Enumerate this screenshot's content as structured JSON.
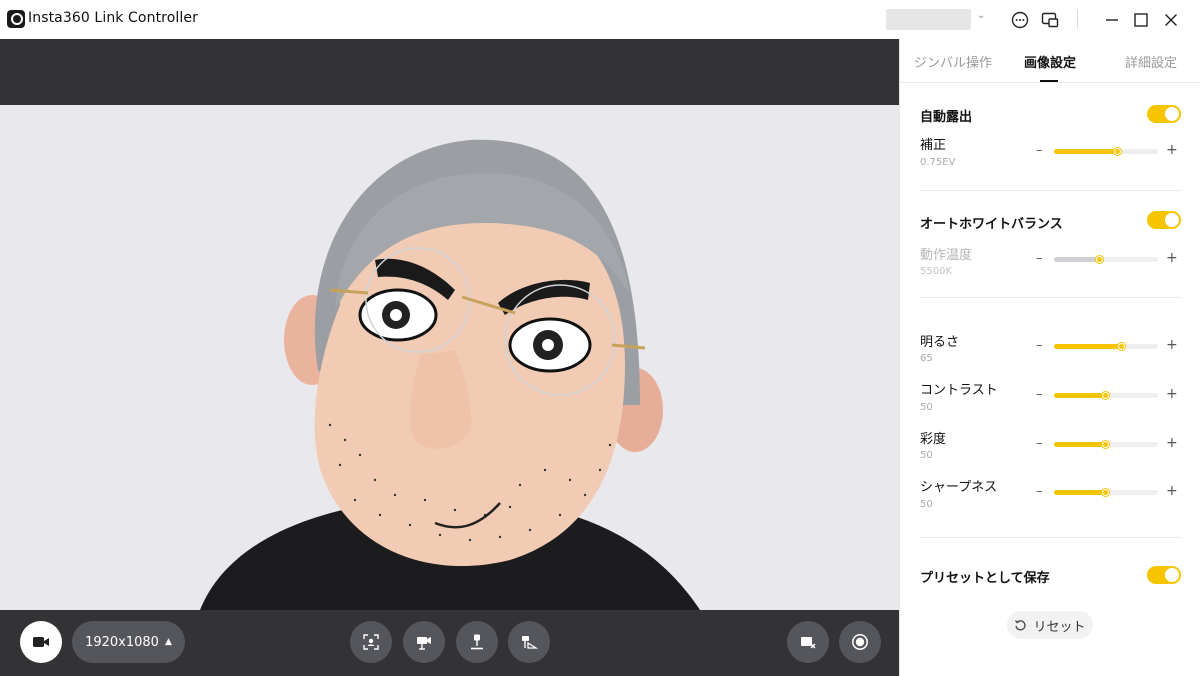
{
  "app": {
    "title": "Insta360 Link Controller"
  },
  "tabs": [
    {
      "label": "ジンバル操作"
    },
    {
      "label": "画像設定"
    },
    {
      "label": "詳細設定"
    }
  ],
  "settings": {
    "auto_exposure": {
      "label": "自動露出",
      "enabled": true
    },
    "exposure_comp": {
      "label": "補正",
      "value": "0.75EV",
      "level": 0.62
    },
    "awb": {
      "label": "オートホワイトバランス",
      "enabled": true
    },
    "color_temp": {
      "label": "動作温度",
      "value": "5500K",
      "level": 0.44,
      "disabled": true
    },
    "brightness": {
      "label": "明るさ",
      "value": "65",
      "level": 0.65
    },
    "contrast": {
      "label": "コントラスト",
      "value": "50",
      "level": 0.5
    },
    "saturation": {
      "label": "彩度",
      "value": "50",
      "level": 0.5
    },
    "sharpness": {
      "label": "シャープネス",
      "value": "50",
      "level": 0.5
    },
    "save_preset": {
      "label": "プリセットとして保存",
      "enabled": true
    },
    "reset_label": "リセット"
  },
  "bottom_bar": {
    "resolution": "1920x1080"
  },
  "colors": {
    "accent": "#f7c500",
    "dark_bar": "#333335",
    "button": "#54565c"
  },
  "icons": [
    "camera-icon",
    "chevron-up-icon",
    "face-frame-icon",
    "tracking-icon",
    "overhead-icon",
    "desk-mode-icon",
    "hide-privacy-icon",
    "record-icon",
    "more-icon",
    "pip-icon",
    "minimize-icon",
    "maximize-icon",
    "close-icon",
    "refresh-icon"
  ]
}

____

Using the data above, write out every line exactly, leaving the images behind.

■ **EXERCISE ANSWER**
Enumerate this screenshot's content as structured JSON.
{
  "app": {
    "title": "Insta360 Link Controller"
  },
  "tabs": [
    {
      "label": "ジンバル操作"
    },
    {
      "label": "画像設定"
    },
    {
      "label": "詳細設定"
    }
  ],
  "settings": {
    "auto_exposure": {
      "label": "自動露出",
      "enabled": true
    },
    "exposure_comp": {
      "label": "補正",
      "value": "0.75EV",
      "level": 0.62
    },
    "awb": {
      "label": "オートホワイトバランス",
      "enabled": true
    },
    "color_temp": {
      "label": "動作温度",
      "value": "5500K",
      "level": 0.44,
      "disabled": true
    },
    "brightness": {
      "label": "明るさ",
      "value": "65",
      "level": 0.65
    },
    "contrast": {
      "label": "コントラスト",
      "value": "50",
      "level": 0.5
    },
    "saturation": {
      "label": "彩度",
      "value": "50",
      "level": 0.5
    },
    "sharpness": {
      "label": "シャープネス",
      "value": "50",
      "level": 0.5
    },
    "save_preset": {
      "label": "プリセットとして保存",
      "enabled": true
    },
    "reset_label": "リセット"
  },
  "bottom_bar": {
    "resolution": "1920x1080"
  },
  "colors": {
    "accent": "#f7c500",
    "dark_bar": "#333335",
    "button": "#54565c"
  },
  "icons": [
    "camera-icon",
    "chevron-up-icon",
    "face-frame-icon",
    "tracking-icon",
    "overhead-icon",
    "desk-mode-icon",
    "hide-privacy-icon",
    "record-icon",
    "more-icon",
    "pip-icon",
    "minimize-icon",
    "maximize-icon",
    "close-icon",
    "refresh-icon"
  ]
}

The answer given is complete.